◆ **PROBLEM DESCRIPTION**
Select all lines holding the word "Jobs" from the entries that follow.

┌─ ROWS

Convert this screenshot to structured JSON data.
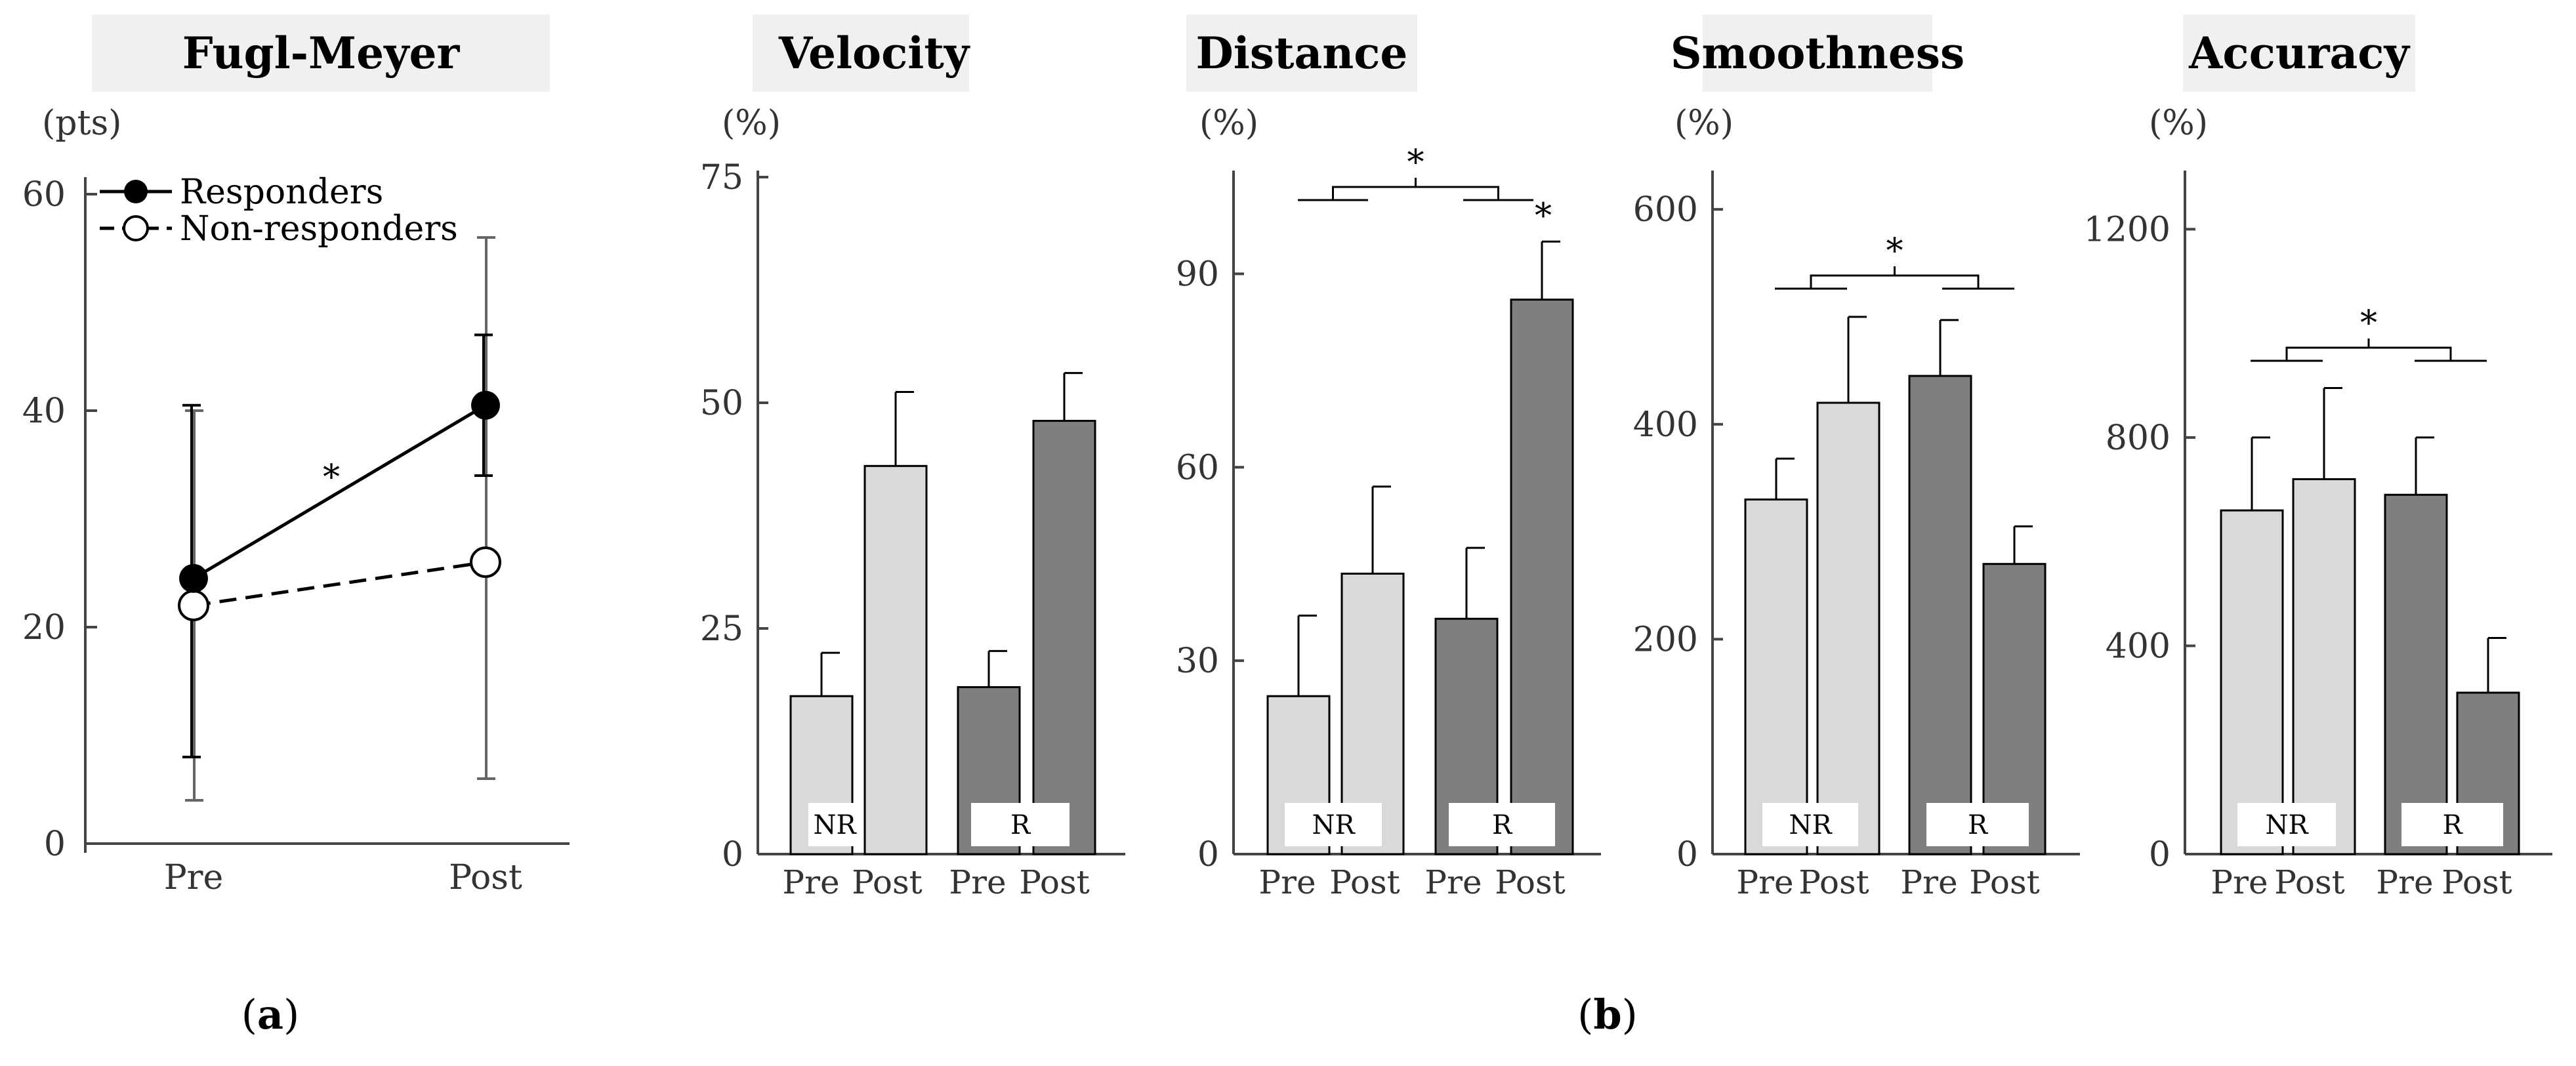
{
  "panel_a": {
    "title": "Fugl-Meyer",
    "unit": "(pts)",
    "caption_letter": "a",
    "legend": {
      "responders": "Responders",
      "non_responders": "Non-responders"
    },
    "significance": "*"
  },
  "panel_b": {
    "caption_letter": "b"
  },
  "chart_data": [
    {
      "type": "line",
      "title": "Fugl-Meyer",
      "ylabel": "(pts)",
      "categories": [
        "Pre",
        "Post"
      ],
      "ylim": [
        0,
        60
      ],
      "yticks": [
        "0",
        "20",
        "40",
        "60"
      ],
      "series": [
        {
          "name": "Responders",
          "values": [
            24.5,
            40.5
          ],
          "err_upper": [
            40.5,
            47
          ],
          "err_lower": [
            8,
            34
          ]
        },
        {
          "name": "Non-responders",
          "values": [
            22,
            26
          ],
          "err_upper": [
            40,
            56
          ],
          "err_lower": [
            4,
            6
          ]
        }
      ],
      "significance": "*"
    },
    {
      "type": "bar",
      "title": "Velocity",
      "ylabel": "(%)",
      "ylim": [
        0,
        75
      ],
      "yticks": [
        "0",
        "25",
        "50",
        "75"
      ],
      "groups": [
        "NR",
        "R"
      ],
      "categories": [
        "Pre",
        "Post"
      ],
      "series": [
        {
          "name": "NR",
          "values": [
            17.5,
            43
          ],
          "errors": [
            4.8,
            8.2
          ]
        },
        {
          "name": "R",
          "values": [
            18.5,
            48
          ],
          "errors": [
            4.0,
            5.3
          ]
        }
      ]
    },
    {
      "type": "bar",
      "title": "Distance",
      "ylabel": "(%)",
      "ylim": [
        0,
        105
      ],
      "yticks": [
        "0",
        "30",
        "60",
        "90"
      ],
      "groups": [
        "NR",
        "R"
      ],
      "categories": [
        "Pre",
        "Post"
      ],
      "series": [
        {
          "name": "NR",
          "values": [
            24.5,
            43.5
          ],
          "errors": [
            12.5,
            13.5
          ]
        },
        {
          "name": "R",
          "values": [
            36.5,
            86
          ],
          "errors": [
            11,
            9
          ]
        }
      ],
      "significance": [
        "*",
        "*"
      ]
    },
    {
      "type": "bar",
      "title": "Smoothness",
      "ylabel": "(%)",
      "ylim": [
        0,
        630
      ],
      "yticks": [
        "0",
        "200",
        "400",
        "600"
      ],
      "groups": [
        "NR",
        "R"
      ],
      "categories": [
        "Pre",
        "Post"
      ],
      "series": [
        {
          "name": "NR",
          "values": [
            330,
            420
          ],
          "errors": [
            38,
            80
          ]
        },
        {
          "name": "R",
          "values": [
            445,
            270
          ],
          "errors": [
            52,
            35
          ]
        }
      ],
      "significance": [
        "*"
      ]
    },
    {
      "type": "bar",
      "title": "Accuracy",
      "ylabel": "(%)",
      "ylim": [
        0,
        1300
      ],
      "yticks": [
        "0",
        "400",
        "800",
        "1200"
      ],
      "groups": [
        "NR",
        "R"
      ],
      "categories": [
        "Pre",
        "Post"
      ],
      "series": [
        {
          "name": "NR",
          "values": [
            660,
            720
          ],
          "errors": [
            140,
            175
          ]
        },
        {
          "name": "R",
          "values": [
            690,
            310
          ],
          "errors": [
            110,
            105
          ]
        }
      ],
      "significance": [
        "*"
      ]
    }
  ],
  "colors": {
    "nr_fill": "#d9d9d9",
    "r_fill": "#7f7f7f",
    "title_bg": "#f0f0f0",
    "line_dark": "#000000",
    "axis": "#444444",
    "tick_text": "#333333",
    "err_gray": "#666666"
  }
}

└─
┌─ ROWS

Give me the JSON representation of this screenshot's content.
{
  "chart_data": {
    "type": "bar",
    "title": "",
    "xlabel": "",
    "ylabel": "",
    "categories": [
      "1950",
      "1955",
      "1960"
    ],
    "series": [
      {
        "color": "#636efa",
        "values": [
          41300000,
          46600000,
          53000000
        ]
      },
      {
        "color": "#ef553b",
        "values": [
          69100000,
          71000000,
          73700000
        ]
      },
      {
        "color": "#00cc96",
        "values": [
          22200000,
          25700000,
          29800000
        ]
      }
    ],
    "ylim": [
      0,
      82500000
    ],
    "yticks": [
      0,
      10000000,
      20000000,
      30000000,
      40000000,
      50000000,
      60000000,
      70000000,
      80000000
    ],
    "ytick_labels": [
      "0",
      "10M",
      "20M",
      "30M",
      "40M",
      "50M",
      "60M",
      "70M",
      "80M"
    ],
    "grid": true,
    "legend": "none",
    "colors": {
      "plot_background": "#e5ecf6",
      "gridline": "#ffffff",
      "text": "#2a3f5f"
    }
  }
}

└─
┌─ ROWS

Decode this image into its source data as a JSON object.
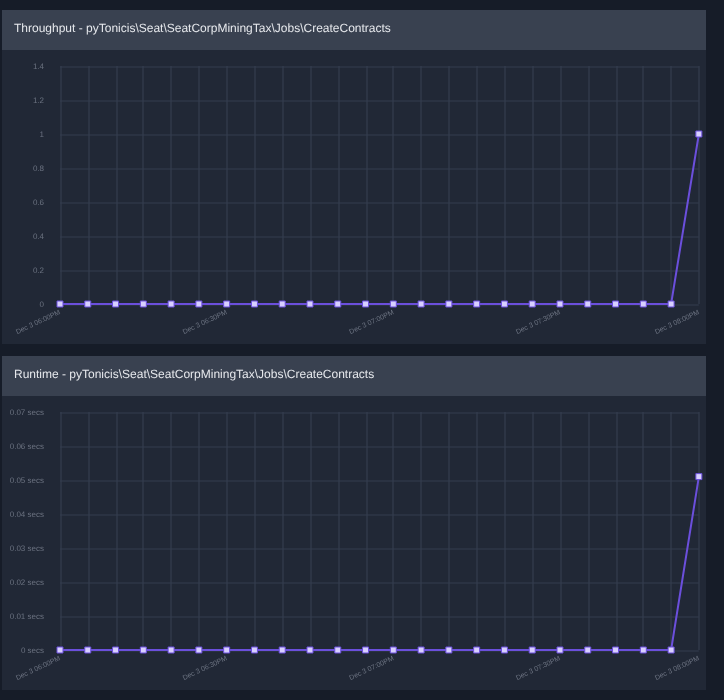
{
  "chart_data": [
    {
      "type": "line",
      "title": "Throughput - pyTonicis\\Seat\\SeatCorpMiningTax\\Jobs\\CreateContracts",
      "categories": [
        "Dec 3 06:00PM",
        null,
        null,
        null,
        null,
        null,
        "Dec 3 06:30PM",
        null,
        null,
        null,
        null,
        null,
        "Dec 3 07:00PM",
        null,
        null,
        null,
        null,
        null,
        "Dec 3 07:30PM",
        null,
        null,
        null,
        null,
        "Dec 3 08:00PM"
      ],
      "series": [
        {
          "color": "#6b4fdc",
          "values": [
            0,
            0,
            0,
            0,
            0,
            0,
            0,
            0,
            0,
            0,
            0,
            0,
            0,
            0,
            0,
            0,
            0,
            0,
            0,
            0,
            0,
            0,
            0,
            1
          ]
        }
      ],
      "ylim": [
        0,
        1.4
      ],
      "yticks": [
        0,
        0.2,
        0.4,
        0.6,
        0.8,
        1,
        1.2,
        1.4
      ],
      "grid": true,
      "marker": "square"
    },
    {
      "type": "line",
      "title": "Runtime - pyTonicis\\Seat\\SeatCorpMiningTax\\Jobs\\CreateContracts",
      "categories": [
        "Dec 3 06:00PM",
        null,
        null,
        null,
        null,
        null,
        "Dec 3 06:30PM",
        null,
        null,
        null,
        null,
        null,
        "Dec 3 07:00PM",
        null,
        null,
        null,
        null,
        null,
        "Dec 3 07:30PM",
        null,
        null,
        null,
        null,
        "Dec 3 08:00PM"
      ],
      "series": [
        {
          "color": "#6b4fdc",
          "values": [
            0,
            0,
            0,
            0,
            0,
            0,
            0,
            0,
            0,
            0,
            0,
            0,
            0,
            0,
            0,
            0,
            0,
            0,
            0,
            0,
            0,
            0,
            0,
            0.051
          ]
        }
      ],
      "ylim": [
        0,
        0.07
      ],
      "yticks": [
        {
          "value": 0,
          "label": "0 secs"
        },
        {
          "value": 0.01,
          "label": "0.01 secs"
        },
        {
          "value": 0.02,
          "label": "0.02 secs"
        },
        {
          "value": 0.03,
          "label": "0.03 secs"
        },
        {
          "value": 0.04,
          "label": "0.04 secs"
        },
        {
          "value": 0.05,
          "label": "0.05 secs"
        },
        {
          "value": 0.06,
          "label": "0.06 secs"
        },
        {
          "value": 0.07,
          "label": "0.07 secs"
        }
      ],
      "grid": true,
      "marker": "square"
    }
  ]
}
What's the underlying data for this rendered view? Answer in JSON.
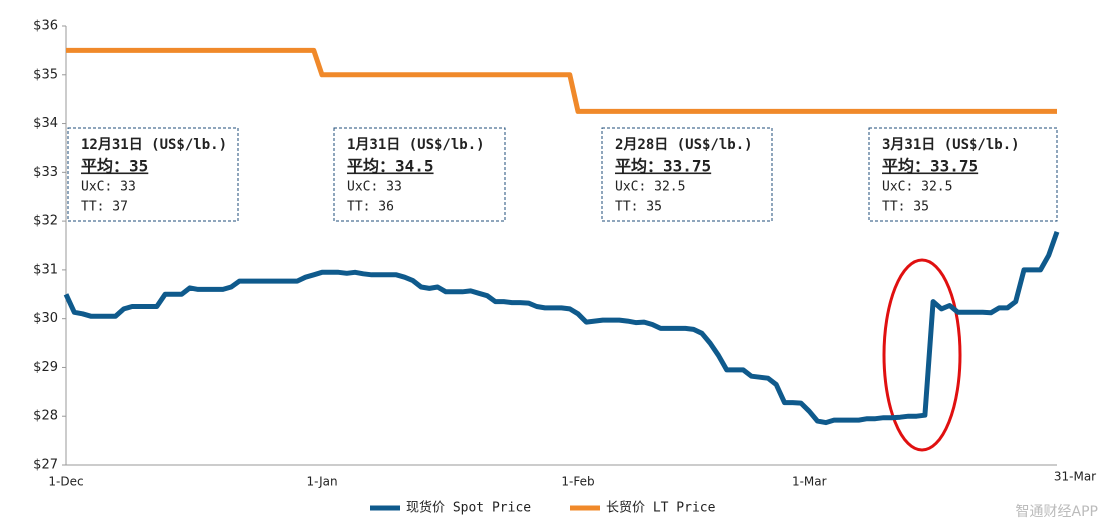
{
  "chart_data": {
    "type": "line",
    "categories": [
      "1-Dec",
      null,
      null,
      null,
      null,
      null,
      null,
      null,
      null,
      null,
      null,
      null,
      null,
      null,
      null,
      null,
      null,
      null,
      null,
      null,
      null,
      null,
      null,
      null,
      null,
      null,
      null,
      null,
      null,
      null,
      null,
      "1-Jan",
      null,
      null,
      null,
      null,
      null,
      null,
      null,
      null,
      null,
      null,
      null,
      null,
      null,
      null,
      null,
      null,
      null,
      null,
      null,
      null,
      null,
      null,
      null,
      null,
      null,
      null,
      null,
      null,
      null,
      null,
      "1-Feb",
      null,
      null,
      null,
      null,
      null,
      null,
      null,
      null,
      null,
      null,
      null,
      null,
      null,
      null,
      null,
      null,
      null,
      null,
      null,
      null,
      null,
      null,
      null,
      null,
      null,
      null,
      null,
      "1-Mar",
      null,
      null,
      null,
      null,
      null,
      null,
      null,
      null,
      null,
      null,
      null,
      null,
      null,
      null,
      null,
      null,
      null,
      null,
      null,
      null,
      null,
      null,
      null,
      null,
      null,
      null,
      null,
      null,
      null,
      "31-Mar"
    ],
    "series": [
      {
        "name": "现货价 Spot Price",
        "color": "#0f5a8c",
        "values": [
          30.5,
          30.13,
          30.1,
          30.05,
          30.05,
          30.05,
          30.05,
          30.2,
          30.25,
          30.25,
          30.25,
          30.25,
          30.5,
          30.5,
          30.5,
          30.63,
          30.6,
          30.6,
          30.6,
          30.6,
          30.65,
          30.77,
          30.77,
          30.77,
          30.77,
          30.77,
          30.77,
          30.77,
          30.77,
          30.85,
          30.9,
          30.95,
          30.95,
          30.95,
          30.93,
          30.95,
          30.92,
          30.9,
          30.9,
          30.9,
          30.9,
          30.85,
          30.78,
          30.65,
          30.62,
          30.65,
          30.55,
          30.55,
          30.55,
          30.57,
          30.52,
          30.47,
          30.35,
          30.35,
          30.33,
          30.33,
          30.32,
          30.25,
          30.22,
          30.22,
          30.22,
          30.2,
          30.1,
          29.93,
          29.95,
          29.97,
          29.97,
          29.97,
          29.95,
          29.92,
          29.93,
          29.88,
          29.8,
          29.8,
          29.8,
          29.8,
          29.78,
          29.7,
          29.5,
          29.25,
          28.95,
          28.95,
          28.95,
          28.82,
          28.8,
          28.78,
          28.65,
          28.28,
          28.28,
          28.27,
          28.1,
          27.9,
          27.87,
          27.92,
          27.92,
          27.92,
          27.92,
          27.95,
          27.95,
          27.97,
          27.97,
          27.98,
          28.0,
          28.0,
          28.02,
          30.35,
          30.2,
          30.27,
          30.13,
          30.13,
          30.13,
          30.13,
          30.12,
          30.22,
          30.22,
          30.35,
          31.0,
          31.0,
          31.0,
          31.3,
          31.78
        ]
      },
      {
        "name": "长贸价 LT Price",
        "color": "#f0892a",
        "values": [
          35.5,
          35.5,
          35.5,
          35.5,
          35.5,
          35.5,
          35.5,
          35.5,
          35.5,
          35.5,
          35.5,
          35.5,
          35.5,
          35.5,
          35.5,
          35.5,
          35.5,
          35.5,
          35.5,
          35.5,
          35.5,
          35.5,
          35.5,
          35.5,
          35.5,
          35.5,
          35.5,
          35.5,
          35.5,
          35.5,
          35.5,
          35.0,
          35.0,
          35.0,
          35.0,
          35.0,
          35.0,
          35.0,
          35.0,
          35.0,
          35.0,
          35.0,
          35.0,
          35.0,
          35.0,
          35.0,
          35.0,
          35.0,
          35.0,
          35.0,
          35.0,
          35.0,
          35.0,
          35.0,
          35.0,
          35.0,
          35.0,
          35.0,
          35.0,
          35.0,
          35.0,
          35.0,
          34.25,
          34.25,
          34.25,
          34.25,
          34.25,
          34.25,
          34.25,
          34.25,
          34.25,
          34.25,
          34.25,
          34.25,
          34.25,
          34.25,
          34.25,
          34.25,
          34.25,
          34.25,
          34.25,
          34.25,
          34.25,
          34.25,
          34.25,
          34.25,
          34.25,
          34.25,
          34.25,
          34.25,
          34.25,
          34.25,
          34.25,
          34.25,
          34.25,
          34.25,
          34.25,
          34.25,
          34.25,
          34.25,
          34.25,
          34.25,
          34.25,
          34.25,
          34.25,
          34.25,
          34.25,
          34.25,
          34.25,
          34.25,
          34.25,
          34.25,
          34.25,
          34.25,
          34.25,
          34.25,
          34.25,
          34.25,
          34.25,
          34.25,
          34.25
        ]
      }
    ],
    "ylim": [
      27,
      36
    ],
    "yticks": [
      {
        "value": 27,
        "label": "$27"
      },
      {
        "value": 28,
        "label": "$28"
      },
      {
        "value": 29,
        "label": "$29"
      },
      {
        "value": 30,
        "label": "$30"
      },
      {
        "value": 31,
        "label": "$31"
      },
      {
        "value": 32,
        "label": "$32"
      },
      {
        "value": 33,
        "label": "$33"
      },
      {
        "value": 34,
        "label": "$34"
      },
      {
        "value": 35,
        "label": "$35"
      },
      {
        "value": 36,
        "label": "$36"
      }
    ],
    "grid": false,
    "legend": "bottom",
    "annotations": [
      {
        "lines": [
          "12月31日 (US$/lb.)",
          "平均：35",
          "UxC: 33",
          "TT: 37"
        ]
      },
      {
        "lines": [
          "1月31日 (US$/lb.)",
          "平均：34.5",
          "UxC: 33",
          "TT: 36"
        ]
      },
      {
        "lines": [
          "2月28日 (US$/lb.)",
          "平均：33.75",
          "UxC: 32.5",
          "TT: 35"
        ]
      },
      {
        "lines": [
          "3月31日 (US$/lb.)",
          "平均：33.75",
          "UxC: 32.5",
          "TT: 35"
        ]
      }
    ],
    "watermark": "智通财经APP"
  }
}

└─

◆ **RESPONSE TO THIS TASK**
      "title": "Throughput - pyTonicis\\Seat\\SeatCorpMiningTax\\Jobs\\CreateContracts",
      "title": "Runtime - pyTonicis\\Seat\\SeatCorpMiningTax\\Jobs\\CreateContracts",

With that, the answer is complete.